* Begin *
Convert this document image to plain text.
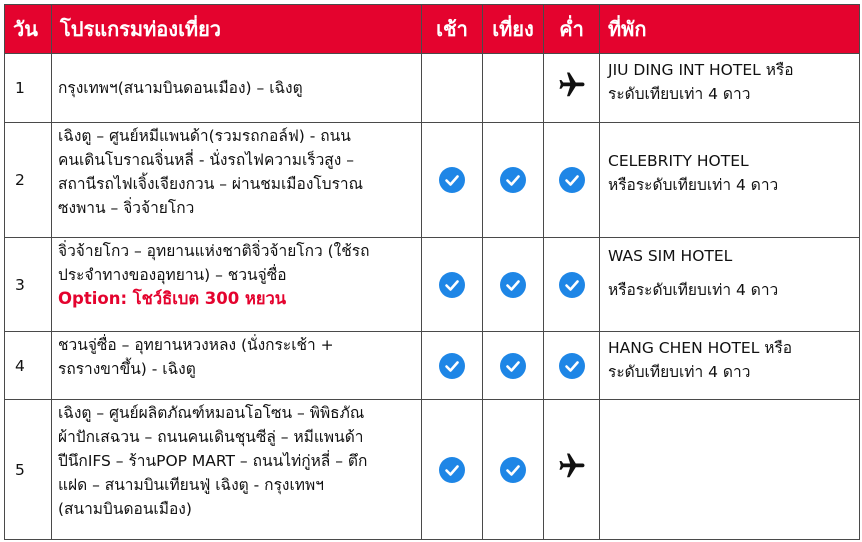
วัน	โปรแกรมท่องเที่ยว	เช้า	เที่ยง	ค่ำ	ที่พัก
1	กรุงเทพฯ(สนามบินดอนเมือง) – เฉิงตู				JIU DING INT HOTEL หรือ
ระดับเทียบเท่า 4 ดาว

2	เฉิงตู – ศูนย์หมีแพนด้า(รวมรถกอล์ฟ) - ถนน
คนเดินโบราณจิ่นหลี่ - นั่งรถไฟความเร็วสูง –
สถานีรถไฟเจิ้งเจียงกวน – ผ่านชมเมืองโบราณ
ซงพาน – จิ่วจ้ายโกว				CELEBRITY HOTEL
หรือระดับเทียบเท่า 4 ดาว

3	จิ่วจ้ายโกว – อุทยานแห่งชาติจิ่วจ้ายโกว (ใช้รถ
ประจำทางของอุทยาน) – ชวนจู่ซื่อ
Option: โชว์ธิเบต 300 หยวน				WAS SIM HOTEL
หรือระดับเทียบเท่า 4 ดาว

4	ชวนจู่ซื่อ – อุทยานหวงหลง (นั่งกระเช้า +
รถรางขาขึ้น) - เฉิงตู				HANG CHEN HOTEL หรือ
ระดับเทียบเท่า 4 ดาว

5	เฉิงตู – ศูนย์ผลิตภัณฑ์หมอนโอโซน – พิพิธภัณ
ผ้าปักเสฉวน – ถนนคนเดินชุนซีลู่ – หมีแพนด้า
ปีนึกIFS – ร้านPOP MART – ถนนไท่กู่หลี่ – ตึก
แฝด – สนามบินเทียนฟู่ เฉิงตู - กรุงเทพฯ
(สนามบินดอนเมือง)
* End *
_PROBLEM DESCRIPTION:_ Every line of the records that includes the word "แพนด" should be gathered.

_SOLUTION FOR THIS EXERCISE:_
2	เฉิงตู – ศูนย์หมีแพนด้า(รวมรถกอล์ฟ) - ถนน
ผ้าปักเสฉวน – ถนนคนเดินชุนซีลู่ – หมีแพนด้า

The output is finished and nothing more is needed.